## [WRITTEN PROBLEM]
Would you quote the material below in full and unchanged?

## [Entries taken from a collection]
□ □ □ □ □ □ □
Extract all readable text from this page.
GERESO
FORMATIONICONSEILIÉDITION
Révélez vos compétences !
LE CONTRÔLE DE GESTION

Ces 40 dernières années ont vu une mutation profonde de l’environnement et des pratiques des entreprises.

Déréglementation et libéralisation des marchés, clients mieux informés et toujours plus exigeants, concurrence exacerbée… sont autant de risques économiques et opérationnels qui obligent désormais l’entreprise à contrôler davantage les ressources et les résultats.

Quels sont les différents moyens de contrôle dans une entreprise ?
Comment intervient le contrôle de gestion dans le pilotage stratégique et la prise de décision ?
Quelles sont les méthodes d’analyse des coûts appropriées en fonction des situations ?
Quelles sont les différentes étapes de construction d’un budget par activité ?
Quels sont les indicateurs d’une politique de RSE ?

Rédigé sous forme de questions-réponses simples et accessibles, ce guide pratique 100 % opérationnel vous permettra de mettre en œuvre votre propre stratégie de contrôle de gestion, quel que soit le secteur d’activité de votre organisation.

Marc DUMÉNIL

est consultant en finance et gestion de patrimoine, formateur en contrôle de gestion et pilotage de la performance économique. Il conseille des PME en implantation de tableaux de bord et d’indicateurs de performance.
□ □ □ □ □ □ □
## [EXERCISE RESULT]
Extract all readable text from this page.
GERESO
FORMATIONICONSEILIÉDITION
Révélez vos compétences !
LE CONTRÔLE DE GESTION

Ces 40 dernières années ont vu une mutation profonde de l’environnement et des pratiques des entreprises.

Déréglementation et libéralisation des marchés, clients mieux informés et toujours plus exigeants, concurrence exacerbée… sont autant de risques économiques et opérationnels qui obligent désormais l’entreprise à contrôler davantage les ressources et les résultats.

Quels sont les différents moyens de contrôle dans une entreprise ?
Comment intervient le contrôle de gestion dans le pilotage stratégique et la prise de décision ?
Quelles sont les méthodes d’analyse des coûts appropriées en fonction des situations ?
Quelles sont les différentes étapes de construction d’un budget par activité ?
Quels sont les indicateurs d’une politique de RSE ?

Rédigé sous forme de questions-réponses simples et accessibles, ce guide pratique 100 % opérationnel vous permettra de mettre en œuvre votre propre stratégie de contrôle de gestion, quel que soit le secteur d’activité de votre organisation.

Marc DUMÉNIL

est consultant en finance et gestion de patrimoine, formateur en contrôle de gestion et pilotage de la performance économique. Il conseille des PME en implantation de tableaux de bord et d’indicateurs de performance.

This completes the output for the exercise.